▸ **Description of the task**: Are you able to quote each entry exactly as written?

(Dataset records)
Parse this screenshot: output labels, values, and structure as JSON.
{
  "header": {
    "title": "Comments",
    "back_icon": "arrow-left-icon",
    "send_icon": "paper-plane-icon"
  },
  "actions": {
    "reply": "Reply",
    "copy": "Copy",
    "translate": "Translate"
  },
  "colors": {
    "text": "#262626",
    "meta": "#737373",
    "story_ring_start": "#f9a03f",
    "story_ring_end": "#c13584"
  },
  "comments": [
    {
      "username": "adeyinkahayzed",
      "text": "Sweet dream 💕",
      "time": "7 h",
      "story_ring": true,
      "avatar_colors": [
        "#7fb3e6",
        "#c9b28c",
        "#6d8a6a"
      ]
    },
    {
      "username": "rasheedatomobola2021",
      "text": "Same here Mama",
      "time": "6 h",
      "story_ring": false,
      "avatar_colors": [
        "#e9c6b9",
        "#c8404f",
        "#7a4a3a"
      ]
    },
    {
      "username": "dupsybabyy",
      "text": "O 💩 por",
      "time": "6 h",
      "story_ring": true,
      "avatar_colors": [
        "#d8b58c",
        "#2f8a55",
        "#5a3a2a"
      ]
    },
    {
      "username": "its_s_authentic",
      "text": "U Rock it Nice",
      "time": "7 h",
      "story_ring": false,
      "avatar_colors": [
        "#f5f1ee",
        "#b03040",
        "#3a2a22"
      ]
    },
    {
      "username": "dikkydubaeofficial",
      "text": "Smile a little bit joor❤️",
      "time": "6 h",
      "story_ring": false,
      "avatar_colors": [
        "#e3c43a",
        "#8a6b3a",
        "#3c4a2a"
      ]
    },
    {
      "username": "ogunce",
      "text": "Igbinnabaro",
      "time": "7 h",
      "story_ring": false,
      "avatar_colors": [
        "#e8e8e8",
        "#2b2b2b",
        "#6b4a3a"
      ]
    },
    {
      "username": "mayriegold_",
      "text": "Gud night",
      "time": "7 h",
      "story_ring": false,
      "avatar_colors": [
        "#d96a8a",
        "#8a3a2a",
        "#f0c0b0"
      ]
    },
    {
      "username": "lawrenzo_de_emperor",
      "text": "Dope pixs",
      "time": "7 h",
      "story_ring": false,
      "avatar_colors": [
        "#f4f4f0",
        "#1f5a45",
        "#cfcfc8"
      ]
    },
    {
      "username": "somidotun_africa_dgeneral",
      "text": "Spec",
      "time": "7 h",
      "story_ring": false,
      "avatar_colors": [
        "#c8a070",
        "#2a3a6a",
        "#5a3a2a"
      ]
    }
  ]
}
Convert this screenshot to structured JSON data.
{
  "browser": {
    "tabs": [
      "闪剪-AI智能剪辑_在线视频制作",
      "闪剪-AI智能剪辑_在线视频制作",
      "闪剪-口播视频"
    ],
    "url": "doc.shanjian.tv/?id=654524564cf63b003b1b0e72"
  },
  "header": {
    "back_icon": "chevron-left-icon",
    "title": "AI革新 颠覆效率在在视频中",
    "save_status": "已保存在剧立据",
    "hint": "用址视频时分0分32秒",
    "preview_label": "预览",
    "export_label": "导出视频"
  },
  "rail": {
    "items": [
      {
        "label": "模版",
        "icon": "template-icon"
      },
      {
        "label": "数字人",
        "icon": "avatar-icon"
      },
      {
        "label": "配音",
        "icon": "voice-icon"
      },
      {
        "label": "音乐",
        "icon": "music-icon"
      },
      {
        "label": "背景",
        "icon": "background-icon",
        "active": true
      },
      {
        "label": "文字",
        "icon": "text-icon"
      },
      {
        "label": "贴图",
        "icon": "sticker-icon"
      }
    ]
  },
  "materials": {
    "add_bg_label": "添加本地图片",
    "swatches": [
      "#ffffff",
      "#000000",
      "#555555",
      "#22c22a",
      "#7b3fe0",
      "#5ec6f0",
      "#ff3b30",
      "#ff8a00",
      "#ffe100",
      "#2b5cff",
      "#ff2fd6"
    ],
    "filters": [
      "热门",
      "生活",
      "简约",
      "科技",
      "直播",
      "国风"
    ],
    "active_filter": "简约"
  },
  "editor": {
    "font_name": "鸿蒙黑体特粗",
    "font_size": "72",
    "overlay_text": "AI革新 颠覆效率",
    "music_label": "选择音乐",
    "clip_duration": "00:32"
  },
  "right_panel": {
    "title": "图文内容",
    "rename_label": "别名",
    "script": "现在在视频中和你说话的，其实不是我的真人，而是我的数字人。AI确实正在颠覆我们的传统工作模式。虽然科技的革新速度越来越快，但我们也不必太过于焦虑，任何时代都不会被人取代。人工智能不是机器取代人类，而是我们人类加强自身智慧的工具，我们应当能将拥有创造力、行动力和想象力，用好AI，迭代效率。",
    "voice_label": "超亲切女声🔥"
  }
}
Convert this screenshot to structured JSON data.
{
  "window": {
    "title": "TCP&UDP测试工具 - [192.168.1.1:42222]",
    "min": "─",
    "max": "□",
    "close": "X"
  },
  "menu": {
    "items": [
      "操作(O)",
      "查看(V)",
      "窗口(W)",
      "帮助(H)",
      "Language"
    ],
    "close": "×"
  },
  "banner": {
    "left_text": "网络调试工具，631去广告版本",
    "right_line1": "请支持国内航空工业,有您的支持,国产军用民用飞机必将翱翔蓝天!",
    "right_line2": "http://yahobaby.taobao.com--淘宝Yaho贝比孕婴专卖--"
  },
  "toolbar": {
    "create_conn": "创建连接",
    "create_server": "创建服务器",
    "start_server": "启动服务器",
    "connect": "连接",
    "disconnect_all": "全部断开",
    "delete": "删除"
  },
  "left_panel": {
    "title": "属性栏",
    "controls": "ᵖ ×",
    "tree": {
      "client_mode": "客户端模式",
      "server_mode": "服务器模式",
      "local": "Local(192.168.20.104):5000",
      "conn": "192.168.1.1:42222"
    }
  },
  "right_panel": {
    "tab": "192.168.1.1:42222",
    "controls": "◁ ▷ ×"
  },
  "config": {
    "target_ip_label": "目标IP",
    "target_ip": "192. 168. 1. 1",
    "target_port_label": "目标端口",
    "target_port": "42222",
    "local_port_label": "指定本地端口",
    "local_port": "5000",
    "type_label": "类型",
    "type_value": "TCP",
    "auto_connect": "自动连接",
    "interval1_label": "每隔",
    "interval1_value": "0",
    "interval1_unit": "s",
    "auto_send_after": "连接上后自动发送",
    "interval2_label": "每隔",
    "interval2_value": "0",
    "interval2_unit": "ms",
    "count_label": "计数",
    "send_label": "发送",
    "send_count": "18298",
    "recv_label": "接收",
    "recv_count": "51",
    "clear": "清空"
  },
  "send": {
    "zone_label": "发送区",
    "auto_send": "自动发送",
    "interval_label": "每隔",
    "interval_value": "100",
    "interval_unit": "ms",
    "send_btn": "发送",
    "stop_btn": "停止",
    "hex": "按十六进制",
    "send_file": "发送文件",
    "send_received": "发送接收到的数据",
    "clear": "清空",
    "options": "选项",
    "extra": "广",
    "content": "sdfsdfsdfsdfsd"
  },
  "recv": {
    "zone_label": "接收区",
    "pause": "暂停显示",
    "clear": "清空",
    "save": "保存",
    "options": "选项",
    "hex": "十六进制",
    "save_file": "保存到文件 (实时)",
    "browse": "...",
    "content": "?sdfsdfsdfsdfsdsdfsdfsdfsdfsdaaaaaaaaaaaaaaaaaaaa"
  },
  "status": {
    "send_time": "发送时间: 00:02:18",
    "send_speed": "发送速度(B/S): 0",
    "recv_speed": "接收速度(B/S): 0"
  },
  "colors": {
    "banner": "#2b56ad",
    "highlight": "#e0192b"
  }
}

▸ **The completed task**:
Parse this screenshot: output labels, values, and structure as JSON.
{
  "header": {
    "title": "Comments",
    "back_icon": "arrow-left-icon",
    "send_icon": "paper-plane-icon"
  },
  "actions": {
    "reply": "Reply",
    "copy": "Copy",
    "translate": "Translate"
  },
  "colors": {
    "text": "#262626",
    "meta": "#737373",
    "story_ring_start": "#f9a03f",
    "story_ring_end": "#c13584"
  },
  "comments": [
    {
      "username": "adeyinkahayzed",
      "text": "Sweet dream 💕",
      "time": "7 h",
      "story_ring": true,
      "avatar_colors": [
        "#7fb3e6",
        "#c9b28c",
        "#6d8a6a"
      ]
    },
    {
      "username": "rasheedatomobola2021",
      "text": "Same here Mama",
      "time": "6 h",
      "story_ring": false,
      "avatar_colors": [
        "#e9c6b9",
        "#c8404f",
        "#7a4a3a"
      ]
    },
    {
      "username": "dupsybabyy",
      "text": "O 💩 por",
      "time": "6 h",
      "story_ring": true,
      "avatar_colors": [
        "#d8b58c",
        "#2f8a55",
        "#5a3a2a"
      ]
    },
    {
      "username": "its_s_authentic",
      "text": "U Rock it Nice",
      "time": "7 h",
      "story_ring": false,
      "avatar_colors": [
        "#f5f1ee",
        "#b03040",
        "#3a2a22"
      ]
    },
    {
      "username": "dikkydubaeofficial",
      "text": "Smile a little bit joor❤️",
      "time": "6 h",
      "story_ring": false,
      "avatar_colors": [
        "#e3c43a",
        "#8a6b3a",
        "#3c4a2a"
      ]
    },
    {
      "username": "ogunce",
      "text": "Igbinnabaro",
      "time": "7 h",
      "story_ring": false,
      "avatar_colors": [
        "#e8e8e8",
        "#2b2b2b",
        "#6b4a3a"
      ]
    },
    {
      "username": "mayriegold_",
      "text": "Gud night",
      "time": "7 h",
      "story_ring": false,
      "avatar_colors": [
        "#d96a8a",
        "#8a3a2a",
        "#f0c0b0"
      ]
    },
    {
      "username": "lawrenzo_de_emperor",
      "text": "Dope pixs",
      "time": "7 h",
      "story_ring": false,
      "avatar_colors": [
        "#f4f4f0",
        "#1f5a45",
        "#cfcfc8"
      ]
    },
    {
      "username": "somidotun_africa_dgeneral",
      "text": "Spec",
      "time": "7 h",
      "story_ring": false,
      "avatar_colors": [
        "#c8a070",
        "#2a3a6a",
        "#5a3a2a"
      ]
    }
  ]
}
Convert this screenshot to structured JSON data.
{
  "browser": {
    "tabs": [
      "闪剪-AI智能剪辑_在线视频制作",
      "闪剪-AI智能剪辑_在线视频制作",
      "闪剪-口播视频"
    ],
    "url": "doc.shanjian.tv/?id=654524564cf63b003b1b0e72"
  },
  "header": {
    "back_icon": "chevron-left-icon",
    "title": "AI革新 颠覆效率在在视频中",
    "save_status": "已保存在剧立据",
    "hint": "用址视频时分0分32秒",
    "preview_label": "预览",
    "export_label": "导出视频"
  },
  "rail": {
    "items": [
      {
        "label": "模版",
        "icon": "template-icon"
      },
      {
        "label": "数字人",
        "icon": "avatar-icon"
      },
      {
        "label": "配音",
        "icon": "voice-icon"
      },
      {
        "label": "音乐",
        "icon": "music-icon"
      },
      {
        "label": "背景",
        "icon": "background-icon",
        "active": true
      },
      {
        "label": "文字",
        "icon": "text-icon"
      },
      {
        "label": "贴图",
        "icon": "sticker-icon"
      }
    ]
  },
  "materials": {
    "add_bg_label": "添加本地图片",
    "swatches": [
      "#ffffff",
      "#000000",
      "#555555",
      "#22c22a",
      "#7b3fe0",
      "#5ec6f0",
      "#ff3b30",
      "#ff8a00",
      "#ffe100",
      "#2b5cff",
      "#ff2fd6"
    ],
    "filters": [
      "热门",
      "生活",
      "简约",
      "科技",
      "直播",
      "国风"
    ],
    "active_filter": "简约"
  },
  "editor": {
    "font_name": "鸿蒙黑体特粗",
    "font_size": "72",
    "overlay_text": "AI革新 颠覆效率",
    "music_label": "选择音乐",
    "clip_duration": "00:32"
  },
  "right_panel": {
    "title": "图文内容",
    "rename_label": "别名",
    "script": "现在在视频中和你说话的，其实不是我的真人，而是我的数字人。AI确实正在颠覆我们的传统工作模式。虽然科技的革新速度越来越快，但我们也不必太过于焦虑，任何时代都不会被人取代。人工智能不是机器取代人类，而是我们人类加强自身智慧的工具，我们应当能将拥有创造力、行动力和想象力，用好AI，迭代效率。",
    "voice_label": "超亲切女声🔥"
  }
}
Convert this screenshot to structured JSON data.
{
  "window": {
    "title": "TCP&UDP测试工具 - [192.168.1.1:42222]",
    "min": "─",
    "max": "□",
    "close": "X"
  },
  "menu": {
    "items": [
      "操作(O)",
      "查看(V)",
      "窗口(W)",
      "帮助(H)",
      "Language"
    ],
    "close": "×"
  },
  "banner": {
    "left_text": "网络调试工具，631去广告版本",
    "right_line1": "请支持国内航空工业,有您的支持,国产军用民用飞机必将翱翔蓝天!",
    "right_line2": "http://yahobaby.taobao.com--淘宝Yaho贝比孕婴专卖--"
  },
  "toolbar": {
    "create_conn": "创建连接",
    "create_server": "创建服务器",
    "start_server": "启动服务器",
    "connect": "连接",
    "disconnect_all": "全部断开",
    "delete": "删除"
  },
  "left_panel": {
    "title": "属性栏",
    "controls": "ᵖ ×",
    "tree": {
      "client_mode": "客户端模式",
      "server_mode": "服务器模式",
      "local": "Local(192.168.20.104):5000",
      "conn": "192.168.1.1:42222"
    }
  },
  "right_panel": {
    "tab": "192.168.1.1:42222",
    "controls": "◁ ▷ ×"
  },
  "config": {
    "target_ip_label": "目标IP",
    "target_ip": "192. 168. 1. 1",
    "target_port_label": "目标端口",
    "target_port": "42222",
    "local_port_label": "指定本地端口",
    "local_port": "5000",
    "type_label": "类型",
    "type_value": "TCP",
    "auto_connect": "自动连接",
    "interval1_label": "每隔",
    "interval1_value": "0",
    "interval1_unit": "s",
    "auto_send_after": "连接上后自动发送",
    "interval2_label": "每隔",
    "interval2_value": "0",
    "interval2_unit": "ms",
    "count_label": "计数",
    "send_label": "发送",
    "send_count": "18298",
    "recv_label": "接收",
    "recv_count": "51",
    "clear": "清空"
  },
  "send": {
    "zone_label": "发送区",
    "auto_send": "自动发送",
    "interval_label": "每隔",
    "interval_value": "100",
    "interval_unit": "ms",
    "send_btn": "发送",
    "stop_btn": "停止",
    "hex": "按十六进制",
    "send_file": "发送文件",
    "send_received": "发送接收到的数据",
    "clear": "清空",
    "options": "选项",
    "extra": "广",
    "content": "sdfsdfsdfsdfsd"
  },
  "recv": {
    "zone_label": "接收区",
    "pause": "暂停显示",
    "clear": "清空",
    "save": "保存",
    "options": "选项",
    "hex": "十六进制",
    "save_file": "保存到文件 (实时)",
    "browse": "...",
    "content": "?sdfsdfsdfsdfsdsdfsdfsdfsdfsdaaaaaaaaaaaaaaaaaaaa"
  },
  "status": {
    "send_time": "发送时间: 00:02:18",
    "send_speed": "发送速度(B/S): 0",
    "recv_speed": "接收速度(B/S): 0"
  },
  "colors": {
    "banner": "#2b56ad",
    "highlight": "#e0192b"
  }
}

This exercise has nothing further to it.